» **What is asked**: Wherever the string "title" shows up in a line, count that line. Give the total alone.

» **Records supplied**:
* BEGIN *

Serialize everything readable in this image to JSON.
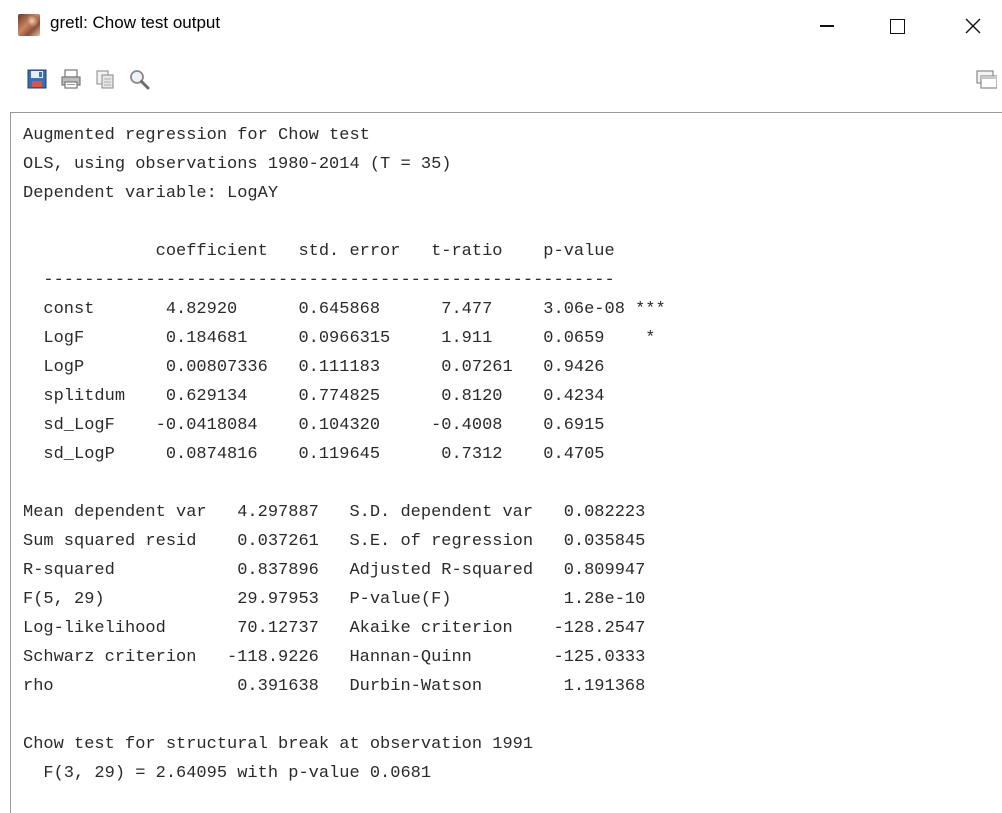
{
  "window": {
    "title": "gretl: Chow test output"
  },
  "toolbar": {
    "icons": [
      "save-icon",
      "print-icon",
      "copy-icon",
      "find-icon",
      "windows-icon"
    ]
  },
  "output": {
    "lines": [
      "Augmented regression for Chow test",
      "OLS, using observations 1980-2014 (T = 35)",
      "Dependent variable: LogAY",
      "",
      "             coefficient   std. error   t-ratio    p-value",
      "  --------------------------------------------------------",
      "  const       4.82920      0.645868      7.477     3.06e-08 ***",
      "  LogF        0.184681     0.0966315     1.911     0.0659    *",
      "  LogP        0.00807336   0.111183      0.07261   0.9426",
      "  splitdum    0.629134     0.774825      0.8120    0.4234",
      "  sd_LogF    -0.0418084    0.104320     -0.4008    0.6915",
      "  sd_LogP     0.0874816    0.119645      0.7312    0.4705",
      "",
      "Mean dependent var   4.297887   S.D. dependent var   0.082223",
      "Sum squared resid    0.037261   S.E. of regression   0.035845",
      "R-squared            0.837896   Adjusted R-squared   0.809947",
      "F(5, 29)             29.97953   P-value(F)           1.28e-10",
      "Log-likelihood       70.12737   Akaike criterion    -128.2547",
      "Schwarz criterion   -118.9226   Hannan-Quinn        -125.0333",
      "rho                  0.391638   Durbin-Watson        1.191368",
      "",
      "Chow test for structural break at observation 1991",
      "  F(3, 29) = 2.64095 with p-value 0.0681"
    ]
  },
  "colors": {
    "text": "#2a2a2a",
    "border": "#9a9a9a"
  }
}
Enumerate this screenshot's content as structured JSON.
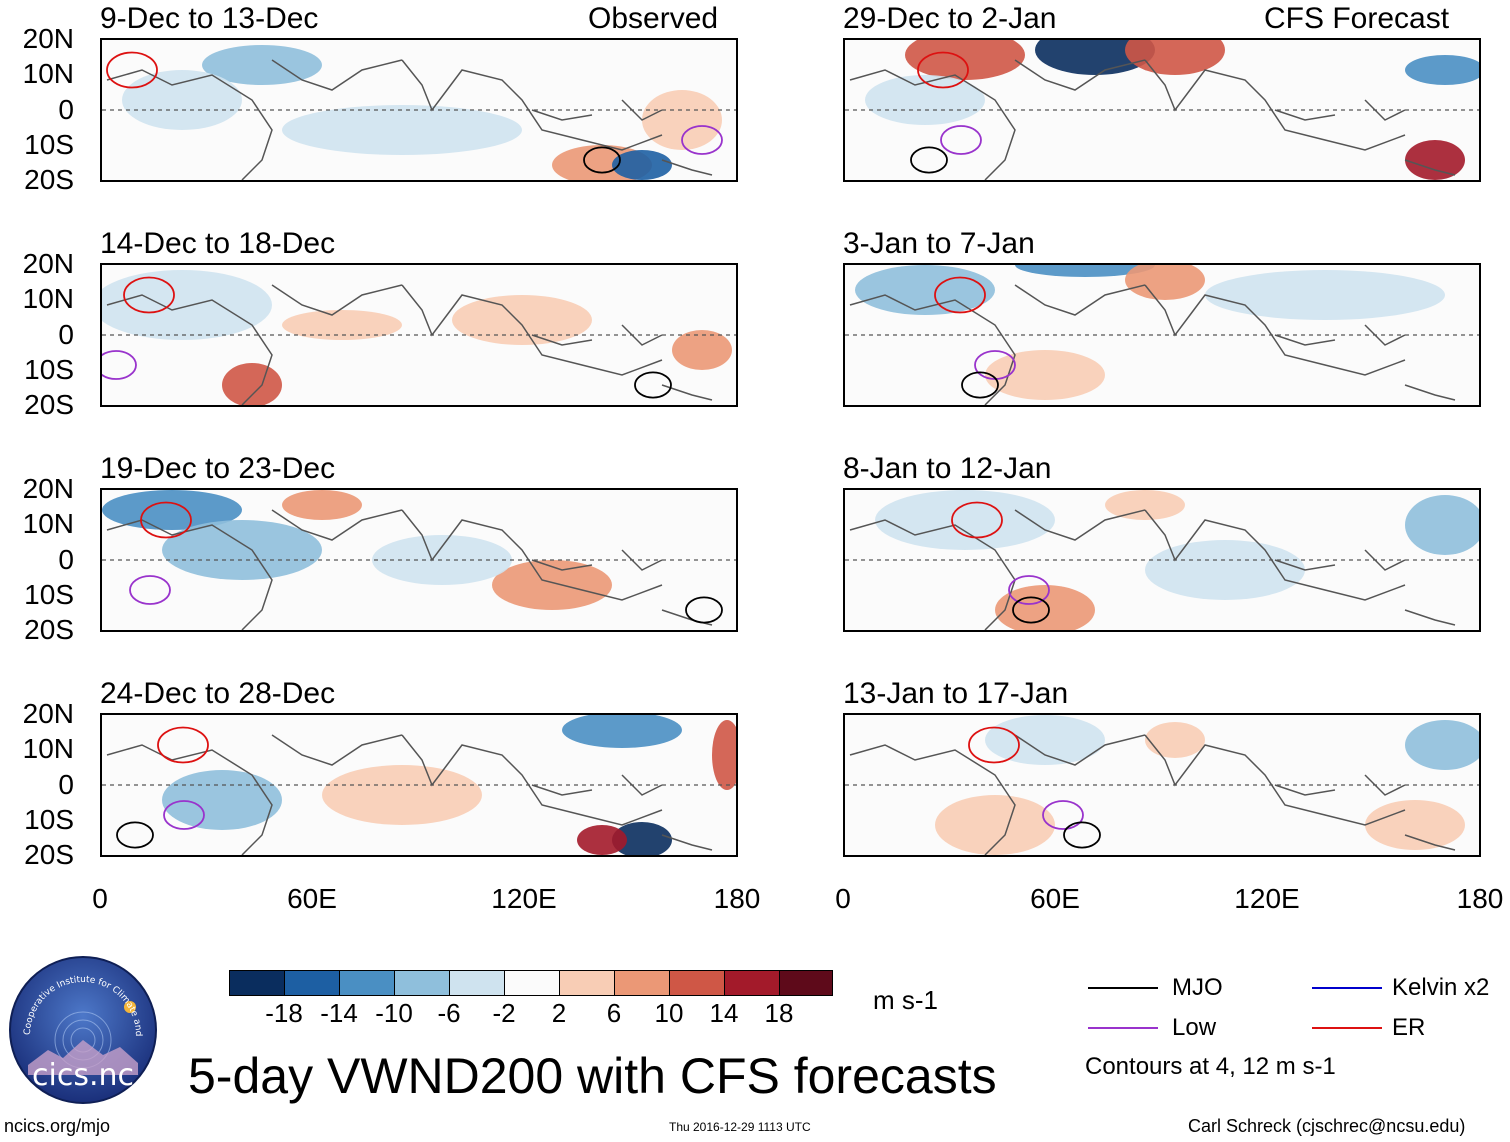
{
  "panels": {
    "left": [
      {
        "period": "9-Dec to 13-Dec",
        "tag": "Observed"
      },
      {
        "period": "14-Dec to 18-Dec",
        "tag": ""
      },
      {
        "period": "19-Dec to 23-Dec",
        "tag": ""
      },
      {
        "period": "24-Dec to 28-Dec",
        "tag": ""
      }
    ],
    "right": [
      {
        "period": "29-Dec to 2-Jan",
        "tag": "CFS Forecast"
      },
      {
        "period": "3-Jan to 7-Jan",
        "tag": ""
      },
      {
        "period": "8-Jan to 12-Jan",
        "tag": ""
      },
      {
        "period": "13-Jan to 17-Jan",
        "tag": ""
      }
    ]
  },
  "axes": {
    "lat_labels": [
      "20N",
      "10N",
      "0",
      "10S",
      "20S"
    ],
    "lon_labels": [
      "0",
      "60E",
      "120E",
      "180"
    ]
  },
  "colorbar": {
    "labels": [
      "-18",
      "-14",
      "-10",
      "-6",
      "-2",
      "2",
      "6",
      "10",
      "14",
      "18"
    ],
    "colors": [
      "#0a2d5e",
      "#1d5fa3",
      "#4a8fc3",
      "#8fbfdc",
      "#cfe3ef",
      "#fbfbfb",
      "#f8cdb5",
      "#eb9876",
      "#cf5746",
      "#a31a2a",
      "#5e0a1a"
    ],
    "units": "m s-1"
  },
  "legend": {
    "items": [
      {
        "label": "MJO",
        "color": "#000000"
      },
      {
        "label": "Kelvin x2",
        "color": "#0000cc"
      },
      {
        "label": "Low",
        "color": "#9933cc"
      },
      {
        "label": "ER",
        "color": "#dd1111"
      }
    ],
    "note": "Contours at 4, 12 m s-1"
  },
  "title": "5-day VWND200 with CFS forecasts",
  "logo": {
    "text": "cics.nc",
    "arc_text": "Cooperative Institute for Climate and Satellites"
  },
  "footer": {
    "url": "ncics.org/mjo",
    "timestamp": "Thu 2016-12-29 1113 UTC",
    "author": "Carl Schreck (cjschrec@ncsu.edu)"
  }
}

* END *

» **Result for this task**: 2